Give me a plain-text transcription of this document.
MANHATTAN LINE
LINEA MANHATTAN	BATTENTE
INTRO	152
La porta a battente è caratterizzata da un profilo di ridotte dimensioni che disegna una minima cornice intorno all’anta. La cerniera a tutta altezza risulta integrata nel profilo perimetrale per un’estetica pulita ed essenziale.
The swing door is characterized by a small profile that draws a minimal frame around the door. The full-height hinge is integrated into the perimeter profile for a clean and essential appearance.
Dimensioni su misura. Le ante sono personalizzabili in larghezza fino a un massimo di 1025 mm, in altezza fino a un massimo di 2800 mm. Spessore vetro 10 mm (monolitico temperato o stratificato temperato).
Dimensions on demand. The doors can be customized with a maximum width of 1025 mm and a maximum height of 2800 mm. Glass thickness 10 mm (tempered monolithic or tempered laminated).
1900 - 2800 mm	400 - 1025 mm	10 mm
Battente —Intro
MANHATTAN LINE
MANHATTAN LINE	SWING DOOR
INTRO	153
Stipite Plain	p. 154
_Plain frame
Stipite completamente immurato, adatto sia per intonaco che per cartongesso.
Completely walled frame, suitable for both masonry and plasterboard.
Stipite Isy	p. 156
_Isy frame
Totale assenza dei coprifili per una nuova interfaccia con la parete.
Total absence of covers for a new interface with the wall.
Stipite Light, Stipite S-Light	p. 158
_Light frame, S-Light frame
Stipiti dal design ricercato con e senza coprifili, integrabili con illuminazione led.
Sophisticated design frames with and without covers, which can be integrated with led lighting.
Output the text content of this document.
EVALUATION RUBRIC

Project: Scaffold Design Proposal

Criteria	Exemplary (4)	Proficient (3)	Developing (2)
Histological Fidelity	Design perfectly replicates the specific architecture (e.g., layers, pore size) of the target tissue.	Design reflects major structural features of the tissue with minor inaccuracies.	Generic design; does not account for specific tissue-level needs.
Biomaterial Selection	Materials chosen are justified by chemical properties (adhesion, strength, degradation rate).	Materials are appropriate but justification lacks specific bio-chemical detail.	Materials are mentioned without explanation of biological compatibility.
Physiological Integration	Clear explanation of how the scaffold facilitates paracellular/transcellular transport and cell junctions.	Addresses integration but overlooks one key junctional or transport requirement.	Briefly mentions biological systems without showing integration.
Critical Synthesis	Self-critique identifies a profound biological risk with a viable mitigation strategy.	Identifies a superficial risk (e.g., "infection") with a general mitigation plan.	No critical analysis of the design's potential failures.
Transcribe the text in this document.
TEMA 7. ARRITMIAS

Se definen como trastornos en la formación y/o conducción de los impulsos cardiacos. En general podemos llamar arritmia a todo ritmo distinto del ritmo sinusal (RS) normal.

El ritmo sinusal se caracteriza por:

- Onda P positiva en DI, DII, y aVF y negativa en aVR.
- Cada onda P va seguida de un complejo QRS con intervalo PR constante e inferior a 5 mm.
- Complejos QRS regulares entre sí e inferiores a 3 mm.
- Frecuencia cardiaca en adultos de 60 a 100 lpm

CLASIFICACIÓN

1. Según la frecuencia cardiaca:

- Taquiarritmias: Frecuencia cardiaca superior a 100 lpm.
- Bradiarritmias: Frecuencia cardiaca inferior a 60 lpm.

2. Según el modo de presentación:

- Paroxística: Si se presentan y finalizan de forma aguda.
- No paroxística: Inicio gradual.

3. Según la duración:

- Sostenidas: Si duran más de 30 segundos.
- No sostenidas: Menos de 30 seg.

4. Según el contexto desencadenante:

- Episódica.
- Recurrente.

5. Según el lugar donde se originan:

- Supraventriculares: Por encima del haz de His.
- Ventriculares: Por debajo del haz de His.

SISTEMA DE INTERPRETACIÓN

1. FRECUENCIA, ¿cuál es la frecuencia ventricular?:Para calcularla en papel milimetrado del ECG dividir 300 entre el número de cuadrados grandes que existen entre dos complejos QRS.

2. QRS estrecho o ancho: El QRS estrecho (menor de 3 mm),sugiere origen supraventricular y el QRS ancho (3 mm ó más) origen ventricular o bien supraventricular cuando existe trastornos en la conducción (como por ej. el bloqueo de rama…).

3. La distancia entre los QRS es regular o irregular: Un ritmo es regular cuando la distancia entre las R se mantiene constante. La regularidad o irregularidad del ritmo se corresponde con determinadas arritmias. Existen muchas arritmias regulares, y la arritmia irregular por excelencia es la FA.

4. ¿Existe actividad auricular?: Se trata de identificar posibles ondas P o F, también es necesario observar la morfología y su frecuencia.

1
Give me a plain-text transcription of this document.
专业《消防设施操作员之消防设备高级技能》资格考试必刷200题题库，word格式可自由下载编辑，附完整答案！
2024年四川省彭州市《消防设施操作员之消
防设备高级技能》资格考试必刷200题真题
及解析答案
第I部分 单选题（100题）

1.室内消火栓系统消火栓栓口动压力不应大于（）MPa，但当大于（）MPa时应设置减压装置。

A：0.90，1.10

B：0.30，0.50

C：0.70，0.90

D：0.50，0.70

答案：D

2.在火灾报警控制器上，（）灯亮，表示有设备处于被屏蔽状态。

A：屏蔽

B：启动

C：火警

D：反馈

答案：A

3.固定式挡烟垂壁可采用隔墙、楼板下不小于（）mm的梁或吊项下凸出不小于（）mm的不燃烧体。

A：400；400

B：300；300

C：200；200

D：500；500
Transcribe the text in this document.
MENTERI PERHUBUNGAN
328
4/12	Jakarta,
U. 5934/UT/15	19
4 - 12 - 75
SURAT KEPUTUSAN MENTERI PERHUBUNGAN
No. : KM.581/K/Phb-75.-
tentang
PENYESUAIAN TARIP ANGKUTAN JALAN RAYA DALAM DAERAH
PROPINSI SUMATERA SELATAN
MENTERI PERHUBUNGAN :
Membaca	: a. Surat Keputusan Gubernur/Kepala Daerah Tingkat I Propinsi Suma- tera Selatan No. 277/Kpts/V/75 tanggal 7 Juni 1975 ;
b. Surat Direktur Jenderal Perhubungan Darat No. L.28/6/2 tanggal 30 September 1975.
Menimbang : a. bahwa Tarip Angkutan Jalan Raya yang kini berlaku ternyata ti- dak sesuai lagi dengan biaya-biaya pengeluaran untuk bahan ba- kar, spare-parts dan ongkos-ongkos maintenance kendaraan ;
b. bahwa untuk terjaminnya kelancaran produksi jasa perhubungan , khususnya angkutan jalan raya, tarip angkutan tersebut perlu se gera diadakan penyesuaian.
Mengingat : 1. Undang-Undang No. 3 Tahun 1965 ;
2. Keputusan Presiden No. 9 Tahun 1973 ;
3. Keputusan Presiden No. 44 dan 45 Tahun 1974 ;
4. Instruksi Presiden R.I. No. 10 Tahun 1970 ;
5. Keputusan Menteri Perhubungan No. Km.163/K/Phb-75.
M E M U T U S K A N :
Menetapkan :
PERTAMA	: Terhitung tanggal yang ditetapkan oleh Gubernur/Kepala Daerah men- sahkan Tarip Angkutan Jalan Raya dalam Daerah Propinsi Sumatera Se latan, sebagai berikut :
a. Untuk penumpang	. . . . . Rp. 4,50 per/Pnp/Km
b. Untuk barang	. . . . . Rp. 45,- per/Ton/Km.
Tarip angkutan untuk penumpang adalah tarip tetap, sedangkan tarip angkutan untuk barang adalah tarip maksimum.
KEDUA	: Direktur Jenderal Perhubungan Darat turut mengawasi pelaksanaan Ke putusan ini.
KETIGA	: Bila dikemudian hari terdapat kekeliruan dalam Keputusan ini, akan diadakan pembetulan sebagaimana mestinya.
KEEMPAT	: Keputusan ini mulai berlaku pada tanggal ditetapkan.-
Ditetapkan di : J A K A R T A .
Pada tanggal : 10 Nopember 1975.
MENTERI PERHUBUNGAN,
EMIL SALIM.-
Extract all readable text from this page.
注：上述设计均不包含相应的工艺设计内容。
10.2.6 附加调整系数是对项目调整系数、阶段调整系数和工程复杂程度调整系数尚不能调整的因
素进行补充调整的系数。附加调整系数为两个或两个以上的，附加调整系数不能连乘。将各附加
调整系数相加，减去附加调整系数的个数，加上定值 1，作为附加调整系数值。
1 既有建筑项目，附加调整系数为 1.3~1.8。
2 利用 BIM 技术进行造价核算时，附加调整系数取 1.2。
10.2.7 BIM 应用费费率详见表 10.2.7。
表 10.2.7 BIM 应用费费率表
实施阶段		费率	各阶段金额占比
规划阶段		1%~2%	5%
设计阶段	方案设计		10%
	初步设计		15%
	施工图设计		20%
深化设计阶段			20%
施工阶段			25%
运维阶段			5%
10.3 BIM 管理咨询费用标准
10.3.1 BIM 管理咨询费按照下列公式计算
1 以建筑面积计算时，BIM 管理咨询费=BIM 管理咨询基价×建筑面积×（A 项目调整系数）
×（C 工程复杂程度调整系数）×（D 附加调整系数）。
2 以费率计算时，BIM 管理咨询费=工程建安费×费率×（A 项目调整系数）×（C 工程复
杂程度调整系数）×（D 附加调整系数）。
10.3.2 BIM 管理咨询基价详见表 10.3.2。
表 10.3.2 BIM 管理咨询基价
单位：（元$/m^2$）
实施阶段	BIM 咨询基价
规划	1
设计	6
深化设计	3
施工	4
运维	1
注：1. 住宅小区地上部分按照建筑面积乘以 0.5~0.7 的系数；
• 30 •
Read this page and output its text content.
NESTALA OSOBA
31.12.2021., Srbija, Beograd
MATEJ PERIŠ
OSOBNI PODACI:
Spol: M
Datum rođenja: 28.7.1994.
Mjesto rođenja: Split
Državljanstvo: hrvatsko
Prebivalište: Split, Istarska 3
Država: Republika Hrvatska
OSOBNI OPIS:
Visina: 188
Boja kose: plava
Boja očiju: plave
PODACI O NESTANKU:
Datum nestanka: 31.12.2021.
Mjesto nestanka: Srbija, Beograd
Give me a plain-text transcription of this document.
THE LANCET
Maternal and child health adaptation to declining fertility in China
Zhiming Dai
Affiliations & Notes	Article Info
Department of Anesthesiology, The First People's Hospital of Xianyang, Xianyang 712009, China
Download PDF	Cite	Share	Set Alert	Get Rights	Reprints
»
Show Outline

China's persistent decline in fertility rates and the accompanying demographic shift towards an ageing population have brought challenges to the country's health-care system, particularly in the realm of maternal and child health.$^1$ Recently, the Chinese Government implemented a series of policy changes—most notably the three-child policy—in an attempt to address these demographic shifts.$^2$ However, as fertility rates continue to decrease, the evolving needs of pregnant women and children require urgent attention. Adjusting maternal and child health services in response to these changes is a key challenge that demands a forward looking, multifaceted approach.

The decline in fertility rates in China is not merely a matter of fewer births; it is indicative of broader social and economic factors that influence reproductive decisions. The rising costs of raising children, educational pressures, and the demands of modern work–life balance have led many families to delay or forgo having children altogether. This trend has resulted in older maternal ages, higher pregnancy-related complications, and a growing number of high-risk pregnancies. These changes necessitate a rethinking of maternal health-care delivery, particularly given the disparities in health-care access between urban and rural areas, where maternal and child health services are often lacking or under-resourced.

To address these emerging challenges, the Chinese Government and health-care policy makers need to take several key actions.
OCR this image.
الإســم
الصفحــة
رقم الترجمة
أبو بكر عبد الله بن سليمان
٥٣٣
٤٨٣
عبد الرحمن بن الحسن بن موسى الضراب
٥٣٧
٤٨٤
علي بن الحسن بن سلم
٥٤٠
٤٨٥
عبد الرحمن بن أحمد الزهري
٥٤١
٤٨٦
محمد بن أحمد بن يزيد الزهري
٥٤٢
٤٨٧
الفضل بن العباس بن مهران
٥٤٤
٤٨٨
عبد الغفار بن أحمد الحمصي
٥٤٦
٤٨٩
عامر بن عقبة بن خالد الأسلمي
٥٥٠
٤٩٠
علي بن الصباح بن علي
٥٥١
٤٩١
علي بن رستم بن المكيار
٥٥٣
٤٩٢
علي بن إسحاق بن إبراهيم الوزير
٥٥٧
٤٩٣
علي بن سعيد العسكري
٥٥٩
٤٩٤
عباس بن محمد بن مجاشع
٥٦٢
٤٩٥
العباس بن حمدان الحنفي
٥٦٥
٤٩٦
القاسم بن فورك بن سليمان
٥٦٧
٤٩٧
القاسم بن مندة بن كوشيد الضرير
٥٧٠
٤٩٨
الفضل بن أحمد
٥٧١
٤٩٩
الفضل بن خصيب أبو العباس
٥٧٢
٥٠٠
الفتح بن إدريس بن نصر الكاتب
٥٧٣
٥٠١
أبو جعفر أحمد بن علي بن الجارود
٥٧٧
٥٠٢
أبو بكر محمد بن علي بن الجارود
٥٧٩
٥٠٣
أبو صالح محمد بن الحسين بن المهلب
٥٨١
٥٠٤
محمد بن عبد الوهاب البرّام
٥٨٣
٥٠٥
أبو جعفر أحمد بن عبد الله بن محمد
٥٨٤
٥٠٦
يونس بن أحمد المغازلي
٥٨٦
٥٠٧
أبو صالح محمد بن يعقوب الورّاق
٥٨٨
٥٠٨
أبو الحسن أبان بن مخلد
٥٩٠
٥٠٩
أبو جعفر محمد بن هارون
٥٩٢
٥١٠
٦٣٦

+--

■ THE EXERCISE: Copy each line of the listing that contains the string "Beograd".

■ TASK RESULT:
31.12.2021., Srbija, Beograd
Mjesto nestanka: Srbija, Beograd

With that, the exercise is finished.